WHAT YOU SHOULD DO:
All the data below goes into the copy word for word, but the pictures don't.

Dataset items
■ ■ ■
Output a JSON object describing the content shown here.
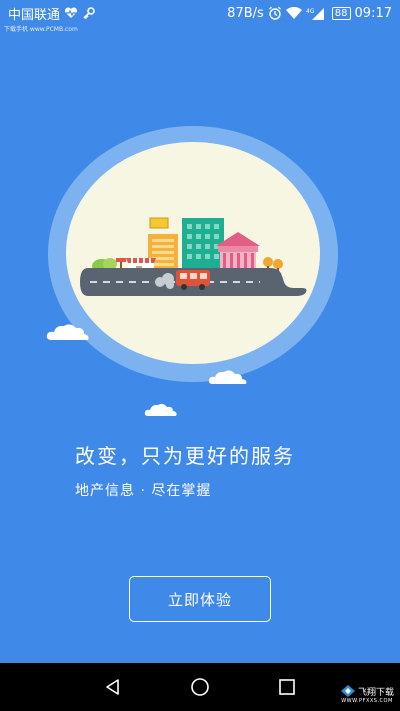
{
  "status_bar": {
    "carrier": "中国联通",
    "net_speed": "87B/s",
    "network": "4G",
    "battery": "88",
    "time": "09:17",
    "icons": [
      "heart-pulse-icon",
      "key-icon",
      "alarm-icon",
      "wifi-icon",
      "signal-icon"
    ]
  },
  "ad_strip": {
    "text": "下载手机 www.PCMB.com"
  },
  "main": {
    "slogan": "改变，只为更好的服务",
    "subtitle": "地产信息 · 尽在掌握",
    "start_button_label": "立即体验"
  },
  "nav_bar": {
    "buttons": [
      "back-icon",
      "home-icon",
      "recents-icon"
    ]
  },
  "watermark": {
    "text": "飞翔下载",
    "url": "WWW.PFXXS.COM"
  },
  "colors": {
    "background": "#3f89e8",
    "halo": "#7cb2ef",
    "disc": "#f7f6e3",
    "road": "#5a6470"
  }
}
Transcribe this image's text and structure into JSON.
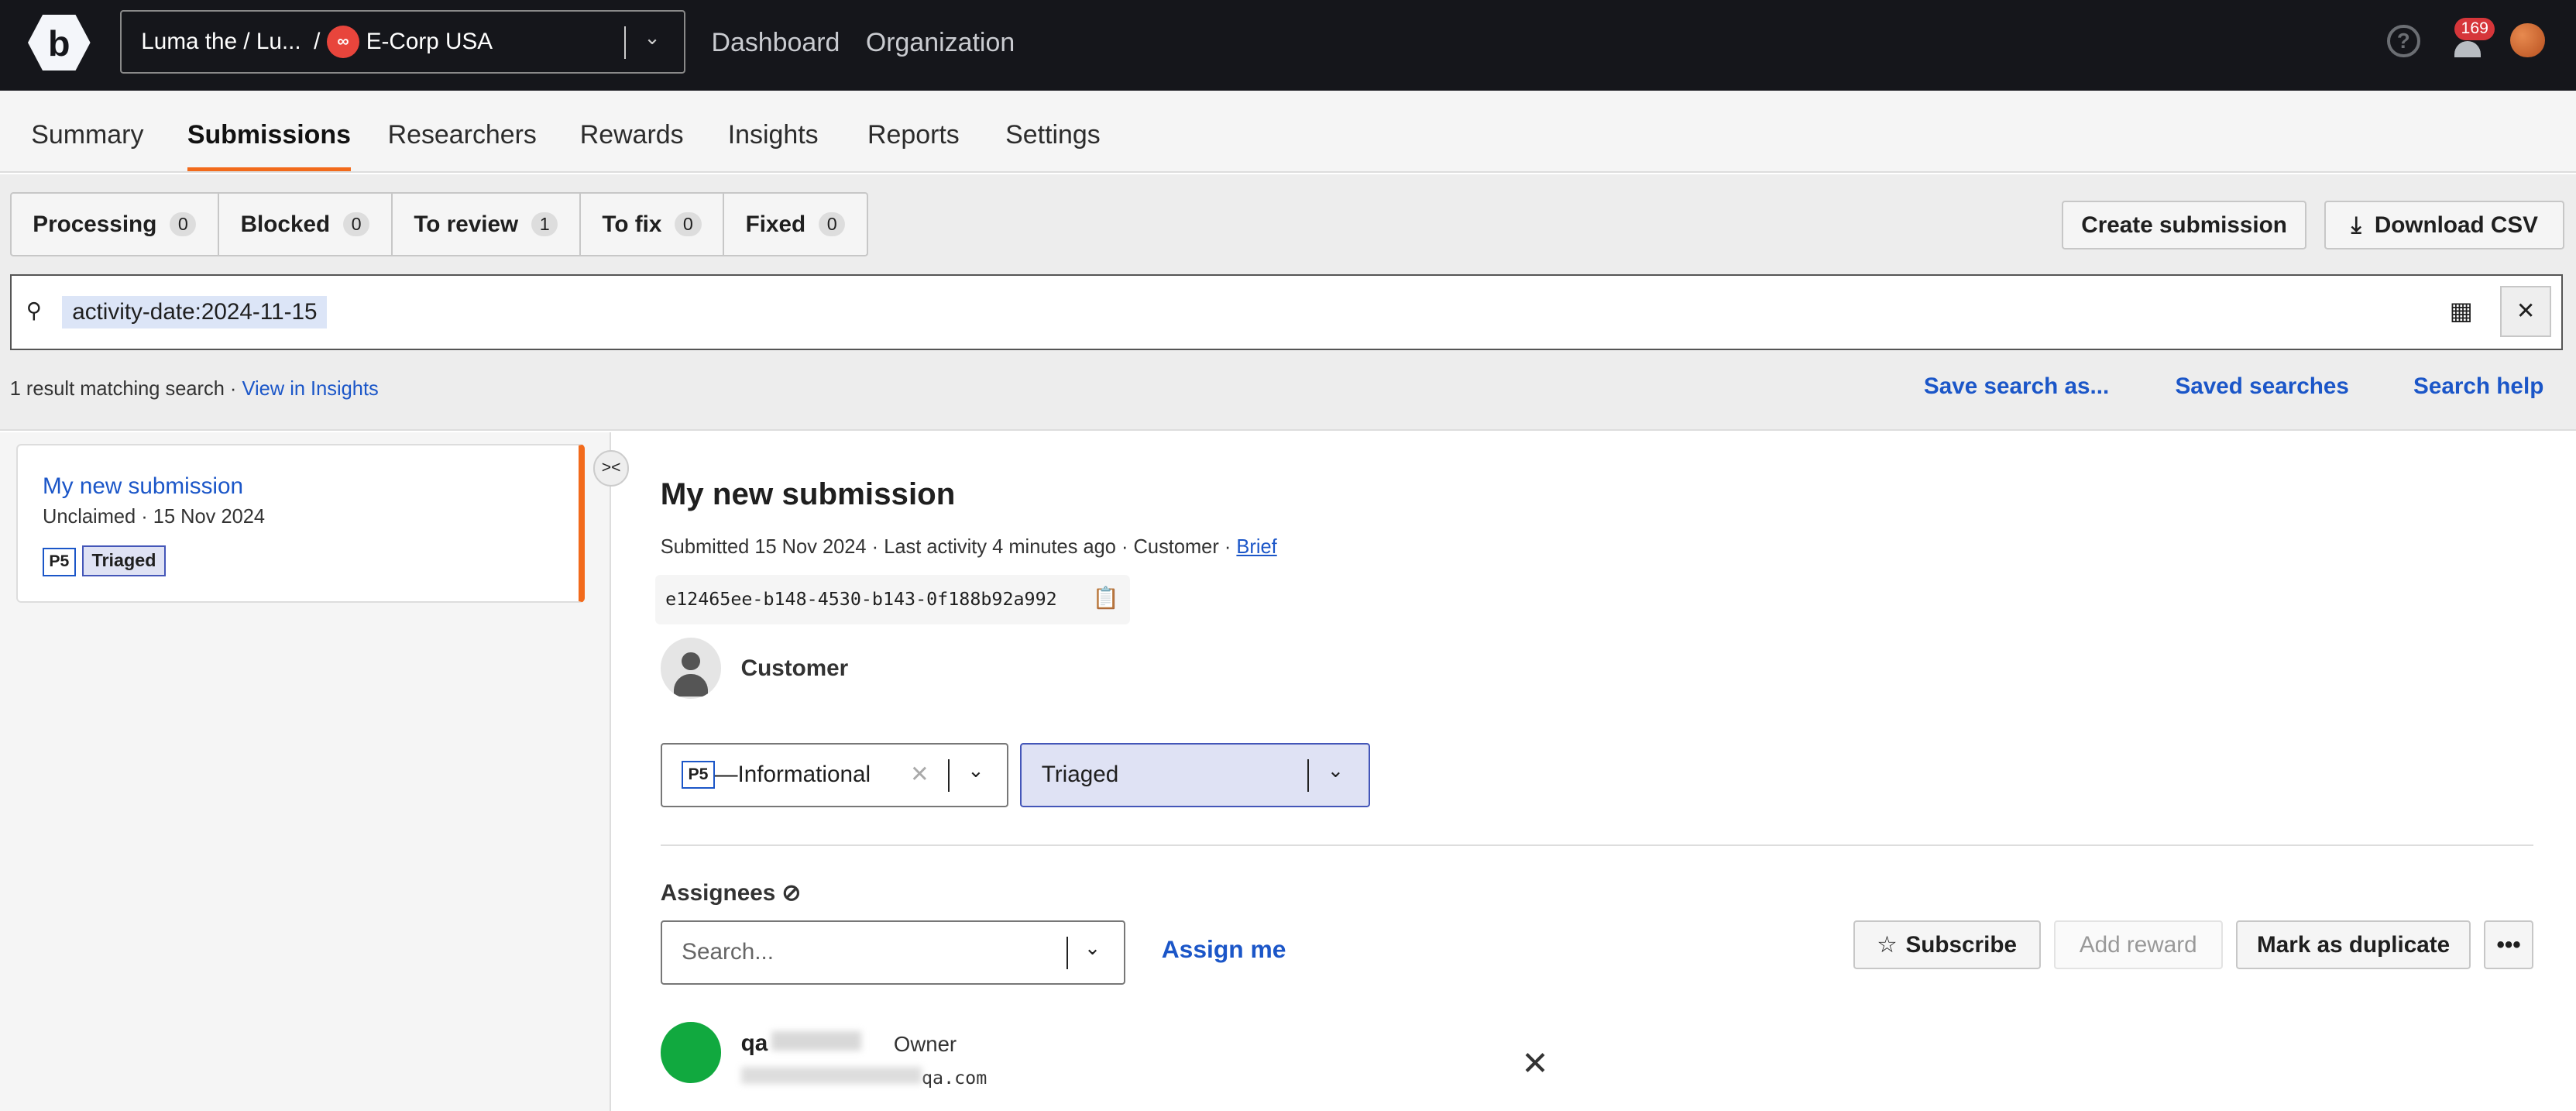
{
  "topbar": {
    "org_path": "Luma the / Lu...",
    "org_sep": "/",
    "company": "E-Corp USA",
    "nav": [
      "Dashboard",
      "Organization"
    ],
    "notifications": "169"
  },
  "tabs": [
    "Summary",
    "Submissions",
    "Researchers",
    "Rewards",
    "Insights",
    "Reports",
    "Settings"
  ],
  "active_tab": "Submissions",
  "filters": [
    {
      "label": "Processing",
      "count": "0"
    },
    {
      "label": "Blocked",
      "count": "0"
    },
    {
      "label": "To review",
      "count": "1"
    },
    {
      "label": "To fix",
      "count": "0"
    },
    {
      "label": "Fixed",
      "count": "0"
    }
  ],
  "actions": {
    "create": "Create submission",
    "download": "Download CSV"
  },
  "search": {
    "query": "activity-date:2024-11-15"
  },
  "results": {
    "count": "1 result matching search",
    "view_insights": "View in Insights",
    "save_search": "Save search as...",
    "saved_searches": "Saved searches",
    "search_help": "Search help"
  },
  "list": [
    {
      "title": "My new submission",
      "status": "Unclaimed",
      "date": "15 Nov 2024",
      "priority": "P5",
      "state": "Triaged"
    }
  ],
  "detail": {
    "title": "My new submission",
    "submitted": "Submitted 15 Nov 2024",
    "last_activity": "Last activity 4 minutes ago",
    "source": "Customer",
    "brief": "Brief",
    "uuid": "e12465ee-b148-4530-b143-0f188b92a992",
    "reporter": "Customer",
    "priority": "P5",
    "priority_label": "—Informational",
    "state": "Triaged",
    "assignees_label": "Assignees",
    "assignee_placeholder": "Search...",
    "assign_me": "Assign me",
    "subscribe": "Subscribe",
    "add_reward": "Add reward",
    "mark_duplicate": "Mark as duplicate",
    "assignee": {
      "name": "qa",
      "role": "Owner",
      "email": "qa.com"
    }
  }
}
■ ■ ■
TASK RESULT:
Output a JSON object describing the content shown here.
{
  "status_bar": {
    "carrier": "中国联通",
    "net_speed": "87B/s",
    "network": "4G",
    "battery": "88",
    "time": "09:17",
    "icons": [
      "heart-pulse-icon",
      "key-icon",
      "alarm-icon",
      "wifi-icon",
      "signal-icon"
    ]
  },
  "ad_strip": {
    "text": "下载手机 www.PCMB.com"
  },
  "main": {
    "slogan": "改变，只为更好的服务",
    "subtitle": "地产信息 · 尽在掌握",
    "start_button_label": "立即体验"
  },
  "nav_bar": {
    "buttons": [
      "back-icon",
      "home-icon",
      "recents-icon"
    ]
  },
  "watermark": {
    "text": "飞翔下载",
    "url": "WWW.PFXXS.COM"
  },
  "colors": {
    "background": "#3f89e8",
    "halo": "#7cb2ef",
    "disc": "#f7f6e3",
    "road": "#5a6470"
  }
}
Transcribe this image's text and structure into JSON.
{
  "topbar": {
    "org_path": "Luma the / Lu...",
    "org_sep": "/",
    "company": "E-Corp USA",
    "nav": [
      "Dashboard",
      "Organization"
    ],
    "notifications": "169"
  },
  "tabs": [
    "Summary",
    "Submissions",
    "Researchers",
    "Rewards",
    "Insights",
    "Reports",
    "Settings"
  ],
  "active_tab": "Submissions",
  "filters": [
    {
      "label": "Processing",
      "count": "0"
    },
    {
      "label": "Blocked",
      "count": "0"
    },
    {
      "label": "To review",
      "count": "1"
    },
    {
      "label": "To fix",
      "count": "0"
    },
    {
      "label": "Fixed",
      "count": "0"
    }
  ],
  "actions": {
    "create": "Create submission",
    "download": "Download CSV"
  },
  "search": {
    "query": "activity-date:2024-11-15"
  },
  "results": {
    "count": "1 result matching search",
    "view_insights": "View in Insights",
    "save_search": "Save search as...",
    "saved_searches": "Saved searches",
    "search_help": "Search help"
  },
  "list": [
    {
      "title": "My new submission",
      "status": "Unclaimed",
      "date": "15 Nov 2024",
      "priority": "P5",
      "state": "Triaged"
    }
  ],
  "detail": {
    "title": "My new submission",
    "submitted": "Submitted 15 Nov 2024",
    "last_activity": "Last activity 4 minutes ago",
    "source": "Customer",
    "brief": "Brief",
    "uuid": "e12465ee-b148-4530-b143-0f188b92a992",
    "reporter": "Customer",
    "priority": "P5",
    "priority_label": "—Informational",
    "state": "Triaged",
    "assignees_label": "Assignees",
    "assignee_placeholder": "Search...",
    "assign_me": "Assign me",
    "subscribe": "Subscribe",
    "add_reward": "Add reward",
    "mark_duplicate": "Mark as duplicate",
    "assignee": {
      "name": "qa",
      "role": "Owner",
      "email": "qa.com"
    }
  }
}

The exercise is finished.